Verbatim output of all the material below is required.

****************************************

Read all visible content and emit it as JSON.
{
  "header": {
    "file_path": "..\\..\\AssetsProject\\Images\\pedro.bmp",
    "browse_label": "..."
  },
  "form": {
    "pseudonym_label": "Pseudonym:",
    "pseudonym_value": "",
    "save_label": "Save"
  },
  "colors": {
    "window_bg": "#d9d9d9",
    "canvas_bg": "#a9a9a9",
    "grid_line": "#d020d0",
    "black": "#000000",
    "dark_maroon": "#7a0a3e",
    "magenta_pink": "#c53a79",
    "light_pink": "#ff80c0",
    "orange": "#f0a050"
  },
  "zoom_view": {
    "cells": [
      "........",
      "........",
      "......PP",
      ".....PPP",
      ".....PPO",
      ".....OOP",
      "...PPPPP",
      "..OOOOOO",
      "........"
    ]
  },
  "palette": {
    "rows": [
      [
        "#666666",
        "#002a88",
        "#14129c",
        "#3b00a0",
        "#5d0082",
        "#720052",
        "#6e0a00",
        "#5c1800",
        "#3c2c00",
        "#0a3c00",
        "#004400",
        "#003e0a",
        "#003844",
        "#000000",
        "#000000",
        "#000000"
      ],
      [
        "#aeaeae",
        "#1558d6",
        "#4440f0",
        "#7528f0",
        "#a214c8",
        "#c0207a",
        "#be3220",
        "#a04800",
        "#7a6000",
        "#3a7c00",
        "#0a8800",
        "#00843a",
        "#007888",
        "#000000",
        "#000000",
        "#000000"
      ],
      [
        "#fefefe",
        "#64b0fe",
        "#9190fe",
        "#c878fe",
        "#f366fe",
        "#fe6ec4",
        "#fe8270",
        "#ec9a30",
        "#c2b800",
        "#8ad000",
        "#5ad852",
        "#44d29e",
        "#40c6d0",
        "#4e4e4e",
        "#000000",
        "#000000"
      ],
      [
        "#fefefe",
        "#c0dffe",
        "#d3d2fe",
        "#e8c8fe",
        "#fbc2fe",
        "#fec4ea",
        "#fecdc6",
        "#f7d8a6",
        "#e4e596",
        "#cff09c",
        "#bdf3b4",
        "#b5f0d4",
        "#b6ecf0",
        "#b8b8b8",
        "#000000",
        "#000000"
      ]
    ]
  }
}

****************************************

*The solution:*
Read all visible content and emit it as JSON.
{
  "header": {
    "file_path": "..\\..\\AssetsProject\\Images\\pedro.bmp",
    "browse_label": "..."
  },
  "form": {
    "pseudonym_label": "Pseudonym:",
    "pseudonym_value": "",
    "save_label": "Save"
  },
  "colors": {
    "window_bg": "#d9d9d9",
    "canvas_bg": "#a9a9a9",
    "grid_line": "#d020d0",
    "black": "#000000",
    "dark_maroon": "#7a0a3e",
    "magenta_pink": "#c53a79",
    "light_pink": "#ff80c0",
    "orange": "#f0a050"
  },
  "zoom_view": {
    "cells": [
      "........",
      "........",
      "......PP",
      ".....PPP",
      ".....PPO",
      ".....OOP",
      "...PPPPP",
      "..OOOOOO",
      "........"
    ]
  },
  "palette": {
    "rows": [
      [
        "#666666",
        "#002a88",
        "#14129c",
        "#3b00a0",
        "#5d0082",
        "#720052",
        "#6e0a00",
        "#5c1800",
        "#3c2c00",
        "#0a3c00",
        "#004400",
        "#003e0a",
        "#003844",
        "#000000",
        "#000000",
        "#000000"
      ],
      [
        "#aeaeae",
        "#1558d6",
        "#4440f0",
        "#7528f0",
        "#a214c8",
        "#c0207a",
        "#be3220",
        "#a04800",
        "#7a6000",
        "#3a7c00",
        "#0a8800",
        "#00843a",
        "#007888",
        "#000000",
        "#000000",
        "#000000"
      ],
      [
        "#fefefe",
        "#64b0fe",
        "#9190fe",
        "#c878fe",
        "#f366fe",
        "#fe6ec4",
        "#fe8270",
        "#ec9a30",
        "#c2b800",
        "#8ad000",
        "#5ad852",
        "#44d29e",
        "#40c6d0",
        "#4e4e4e",
        "#000000",
        "#000000"
      ],
      [
        "#fefefe",
        "#c0dffe",
        "#d3d2fe",
        "#e8c8fe",
        "#fbc2fe",
        "#fec4ea",
        "#fecdc6",
        "#f7d8a6",
        "#e4e596",
        "#cff09c",
        "#bdf3b4",
        "#b5f0d4",
        "#b6ecf0",
        "#b8b8b8",
        "#000000",
        "#000000"
      ]
    ]
  }
}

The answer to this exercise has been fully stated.